## [WHAT YOU ARE ASKED TO DO]
Search the entries for the word "this" and pull out each line that has it.

-=-=-

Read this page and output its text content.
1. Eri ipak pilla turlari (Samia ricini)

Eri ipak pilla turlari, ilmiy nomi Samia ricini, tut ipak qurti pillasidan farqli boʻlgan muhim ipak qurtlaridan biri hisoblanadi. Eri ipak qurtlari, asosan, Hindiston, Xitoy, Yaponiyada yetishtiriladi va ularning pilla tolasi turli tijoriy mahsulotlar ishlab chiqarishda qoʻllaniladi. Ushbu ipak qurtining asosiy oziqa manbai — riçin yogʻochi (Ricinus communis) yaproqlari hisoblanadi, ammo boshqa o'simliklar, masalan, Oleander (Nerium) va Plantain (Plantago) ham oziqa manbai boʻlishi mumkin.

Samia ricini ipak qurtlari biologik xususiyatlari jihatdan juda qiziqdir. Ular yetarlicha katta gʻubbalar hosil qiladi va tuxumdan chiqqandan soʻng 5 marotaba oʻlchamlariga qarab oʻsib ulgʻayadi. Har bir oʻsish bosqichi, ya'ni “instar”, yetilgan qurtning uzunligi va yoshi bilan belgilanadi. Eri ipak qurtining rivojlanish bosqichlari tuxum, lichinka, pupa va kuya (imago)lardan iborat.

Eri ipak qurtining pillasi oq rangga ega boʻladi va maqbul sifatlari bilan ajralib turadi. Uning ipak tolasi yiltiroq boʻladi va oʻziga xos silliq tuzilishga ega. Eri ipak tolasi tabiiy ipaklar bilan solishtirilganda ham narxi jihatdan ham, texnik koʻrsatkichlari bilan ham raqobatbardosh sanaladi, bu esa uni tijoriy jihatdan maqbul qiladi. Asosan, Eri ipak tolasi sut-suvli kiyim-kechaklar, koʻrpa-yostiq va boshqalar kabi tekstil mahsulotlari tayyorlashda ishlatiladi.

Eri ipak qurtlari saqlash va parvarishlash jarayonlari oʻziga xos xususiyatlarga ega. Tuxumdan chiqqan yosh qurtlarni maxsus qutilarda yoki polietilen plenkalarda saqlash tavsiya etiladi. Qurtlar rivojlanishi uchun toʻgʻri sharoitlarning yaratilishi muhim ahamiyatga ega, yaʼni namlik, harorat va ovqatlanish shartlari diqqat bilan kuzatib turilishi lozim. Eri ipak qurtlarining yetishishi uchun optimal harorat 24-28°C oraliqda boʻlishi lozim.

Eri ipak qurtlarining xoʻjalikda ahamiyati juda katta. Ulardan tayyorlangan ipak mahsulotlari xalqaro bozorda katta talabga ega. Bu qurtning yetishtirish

-=-=-

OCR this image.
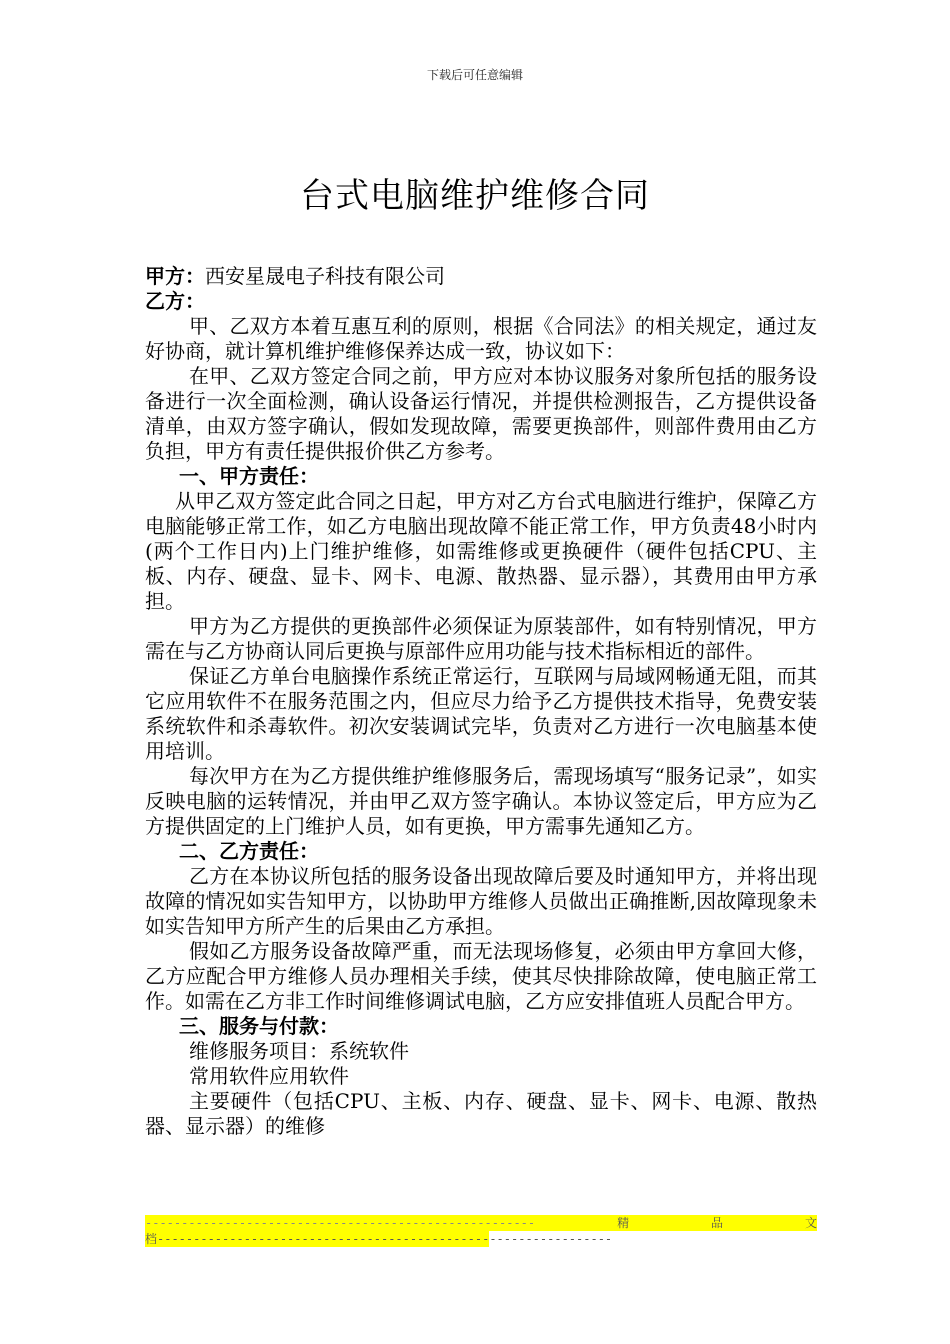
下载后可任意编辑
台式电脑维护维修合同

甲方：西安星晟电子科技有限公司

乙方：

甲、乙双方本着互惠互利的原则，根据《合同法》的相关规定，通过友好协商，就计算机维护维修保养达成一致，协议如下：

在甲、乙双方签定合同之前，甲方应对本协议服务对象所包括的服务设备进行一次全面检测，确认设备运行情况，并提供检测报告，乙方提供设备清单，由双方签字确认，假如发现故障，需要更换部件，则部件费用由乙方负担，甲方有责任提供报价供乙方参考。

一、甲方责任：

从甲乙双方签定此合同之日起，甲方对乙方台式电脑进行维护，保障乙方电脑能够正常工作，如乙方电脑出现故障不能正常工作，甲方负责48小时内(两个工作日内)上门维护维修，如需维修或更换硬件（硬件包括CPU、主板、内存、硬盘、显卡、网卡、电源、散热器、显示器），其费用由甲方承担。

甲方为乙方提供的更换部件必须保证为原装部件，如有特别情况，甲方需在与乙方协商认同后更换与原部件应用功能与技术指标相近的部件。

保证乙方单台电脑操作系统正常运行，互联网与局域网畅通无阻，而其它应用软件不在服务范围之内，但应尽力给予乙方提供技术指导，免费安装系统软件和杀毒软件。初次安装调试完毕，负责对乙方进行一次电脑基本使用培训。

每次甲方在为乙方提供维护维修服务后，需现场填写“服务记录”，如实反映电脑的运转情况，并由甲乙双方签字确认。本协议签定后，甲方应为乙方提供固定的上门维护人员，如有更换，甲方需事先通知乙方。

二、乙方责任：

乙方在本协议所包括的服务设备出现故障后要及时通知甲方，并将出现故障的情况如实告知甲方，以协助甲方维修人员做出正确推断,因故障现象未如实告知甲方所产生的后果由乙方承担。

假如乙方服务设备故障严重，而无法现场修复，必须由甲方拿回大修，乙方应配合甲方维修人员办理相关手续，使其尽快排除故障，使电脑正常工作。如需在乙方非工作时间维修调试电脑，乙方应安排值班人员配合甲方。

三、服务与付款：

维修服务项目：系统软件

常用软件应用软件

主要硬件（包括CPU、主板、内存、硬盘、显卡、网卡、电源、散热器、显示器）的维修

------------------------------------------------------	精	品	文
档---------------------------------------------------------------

-=-=-

## [SOLUTION BELOW]
Read this page and output its text content.
OCR this image.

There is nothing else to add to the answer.